[Records]
++++

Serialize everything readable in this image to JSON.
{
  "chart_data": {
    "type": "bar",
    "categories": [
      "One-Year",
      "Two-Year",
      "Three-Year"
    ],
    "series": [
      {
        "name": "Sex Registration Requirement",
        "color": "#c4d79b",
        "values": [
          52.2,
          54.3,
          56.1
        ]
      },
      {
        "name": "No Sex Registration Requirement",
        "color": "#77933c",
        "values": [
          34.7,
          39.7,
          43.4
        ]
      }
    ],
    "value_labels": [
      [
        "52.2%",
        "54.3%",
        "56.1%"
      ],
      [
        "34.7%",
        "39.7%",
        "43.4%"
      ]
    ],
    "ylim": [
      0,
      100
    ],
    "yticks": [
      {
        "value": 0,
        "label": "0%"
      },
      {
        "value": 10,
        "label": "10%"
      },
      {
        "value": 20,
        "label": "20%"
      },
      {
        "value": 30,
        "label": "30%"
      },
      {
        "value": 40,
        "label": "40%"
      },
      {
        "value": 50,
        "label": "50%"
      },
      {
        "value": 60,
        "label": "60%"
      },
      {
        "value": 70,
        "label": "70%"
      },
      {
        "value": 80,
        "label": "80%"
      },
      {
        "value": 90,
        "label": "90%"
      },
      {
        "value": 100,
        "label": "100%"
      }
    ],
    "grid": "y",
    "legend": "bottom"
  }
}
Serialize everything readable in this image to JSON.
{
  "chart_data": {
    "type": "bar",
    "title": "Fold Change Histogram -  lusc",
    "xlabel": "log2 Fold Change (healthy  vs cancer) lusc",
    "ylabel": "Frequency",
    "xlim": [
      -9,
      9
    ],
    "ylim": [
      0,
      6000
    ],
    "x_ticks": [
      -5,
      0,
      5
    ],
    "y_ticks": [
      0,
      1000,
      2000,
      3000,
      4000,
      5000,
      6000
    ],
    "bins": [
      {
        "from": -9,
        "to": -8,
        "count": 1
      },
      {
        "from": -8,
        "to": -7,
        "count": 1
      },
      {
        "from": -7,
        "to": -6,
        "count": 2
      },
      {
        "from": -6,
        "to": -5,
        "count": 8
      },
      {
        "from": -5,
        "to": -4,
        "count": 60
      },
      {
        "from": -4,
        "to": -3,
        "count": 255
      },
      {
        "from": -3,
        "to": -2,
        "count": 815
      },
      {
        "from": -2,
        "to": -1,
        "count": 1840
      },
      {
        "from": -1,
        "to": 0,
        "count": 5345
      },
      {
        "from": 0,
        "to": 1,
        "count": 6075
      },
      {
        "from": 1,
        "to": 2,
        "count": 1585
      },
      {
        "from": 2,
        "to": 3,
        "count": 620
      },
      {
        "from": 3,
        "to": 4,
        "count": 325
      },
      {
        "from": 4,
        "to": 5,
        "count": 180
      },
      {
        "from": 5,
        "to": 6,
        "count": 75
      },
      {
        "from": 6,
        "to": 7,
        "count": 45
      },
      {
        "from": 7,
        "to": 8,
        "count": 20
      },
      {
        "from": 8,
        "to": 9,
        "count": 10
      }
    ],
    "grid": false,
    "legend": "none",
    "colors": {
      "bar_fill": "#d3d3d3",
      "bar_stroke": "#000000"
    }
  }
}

++++

[Given problem]
Select and copy every line of the material that holds the string "name".

[Response for this exercise]
        "name": "Sex Registration Requirement",
        "name": "No Sex Registration Requirement",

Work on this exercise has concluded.